TASK BRIEF: Your task is to copy every line of the records below that contains "Beds".

(Dataset records)

Begin

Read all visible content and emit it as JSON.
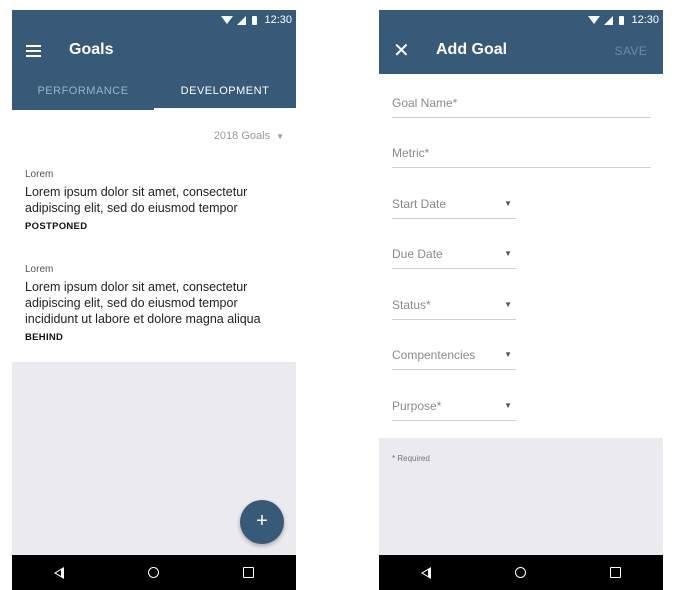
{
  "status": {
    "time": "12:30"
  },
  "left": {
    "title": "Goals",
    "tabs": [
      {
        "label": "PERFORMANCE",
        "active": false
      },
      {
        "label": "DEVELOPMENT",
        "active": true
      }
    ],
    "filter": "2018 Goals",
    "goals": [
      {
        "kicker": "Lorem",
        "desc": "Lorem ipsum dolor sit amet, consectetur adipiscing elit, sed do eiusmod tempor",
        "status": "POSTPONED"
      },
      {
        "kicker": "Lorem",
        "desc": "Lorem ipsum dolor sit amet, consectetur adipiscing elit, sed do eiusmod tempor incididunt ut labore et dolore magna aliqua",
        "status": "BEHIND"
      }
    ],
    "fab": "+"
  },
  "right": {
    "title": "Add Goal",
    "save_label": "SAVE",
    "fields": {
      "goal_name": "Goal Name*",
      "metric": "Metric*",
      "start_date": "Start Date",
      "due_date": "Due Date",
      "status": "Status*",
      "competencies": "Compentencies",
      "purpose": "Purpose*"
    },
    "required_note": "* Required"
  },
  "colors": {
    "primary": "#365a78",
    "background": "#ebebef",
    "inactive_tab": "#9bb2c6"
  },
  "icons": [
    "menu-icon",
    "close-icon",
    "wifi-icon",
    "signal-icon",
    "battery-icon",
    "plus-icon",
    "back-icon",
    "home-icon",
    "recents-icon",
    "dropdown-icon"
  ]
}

End
Begin

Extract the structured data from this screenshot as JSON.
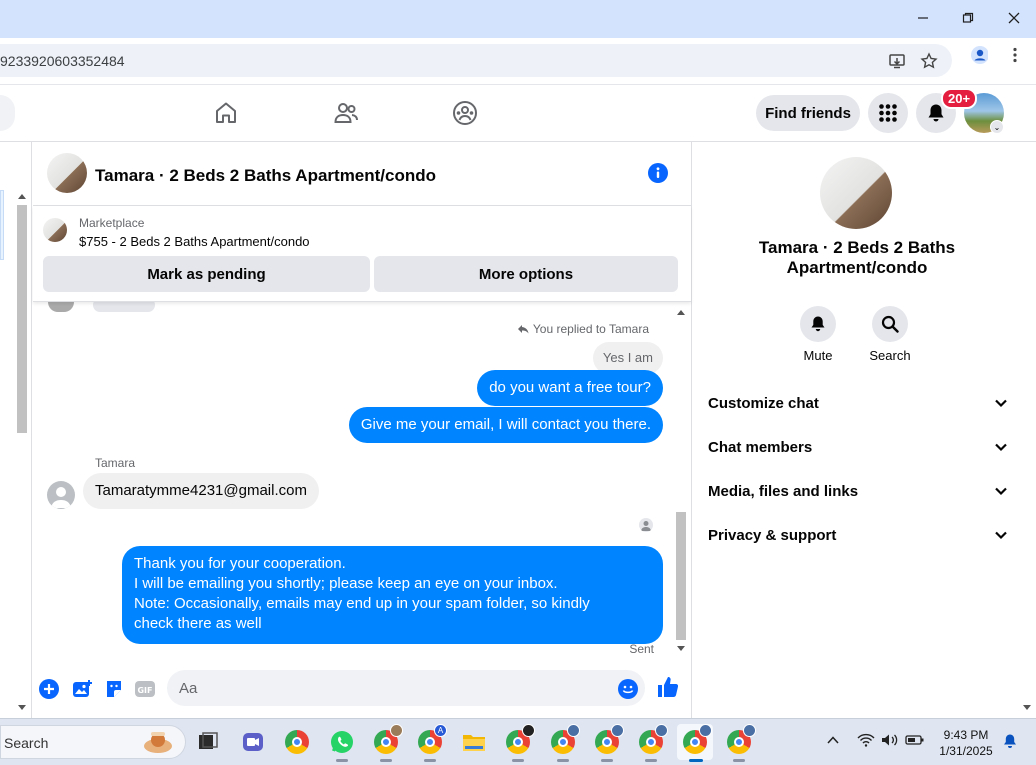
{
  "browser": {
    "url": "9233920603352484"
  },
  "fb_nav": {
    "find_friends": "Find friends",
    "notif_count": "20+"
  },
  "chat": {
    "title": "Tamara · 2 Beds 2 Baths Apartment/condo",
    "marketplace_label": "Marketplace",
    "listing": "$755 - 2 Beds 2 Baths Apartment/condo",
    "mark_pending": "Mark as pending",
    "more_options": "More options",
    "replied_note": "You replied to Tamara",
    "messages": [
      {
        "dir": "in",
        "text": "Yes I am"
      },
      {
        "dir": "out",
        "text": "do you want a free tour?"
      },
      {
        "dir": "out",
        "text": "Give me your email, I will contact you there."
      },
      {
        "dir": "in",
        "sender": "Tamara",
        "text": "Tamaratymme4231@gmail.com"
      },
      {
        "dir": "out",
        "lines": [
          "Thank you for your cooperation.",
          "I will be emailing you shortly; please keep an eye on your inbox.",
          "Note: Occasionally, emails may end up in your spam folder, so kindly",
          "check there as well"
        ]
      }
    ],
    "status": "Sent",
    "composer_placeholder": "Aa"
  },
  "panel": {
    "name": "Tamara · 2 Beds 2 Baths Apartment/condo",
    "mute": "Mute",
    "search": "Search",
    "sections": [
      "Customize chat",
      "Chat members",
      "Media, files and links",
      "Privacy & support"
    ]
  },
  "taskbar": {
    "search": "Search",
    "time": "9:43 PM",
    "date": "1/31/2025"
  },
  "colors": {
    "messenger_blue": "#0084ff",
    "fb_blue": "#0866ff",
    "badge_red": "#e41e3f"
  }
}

End

CORRECT RESULT:
    "title": "Tamara · 2 Beds 2 Baths Apartment/condo",
    "listing": "$755 - 2 Beds 2 Baths Apartment/condo",
    "name": "Tamara · 2 Beds 2 Baths Apartment/condo",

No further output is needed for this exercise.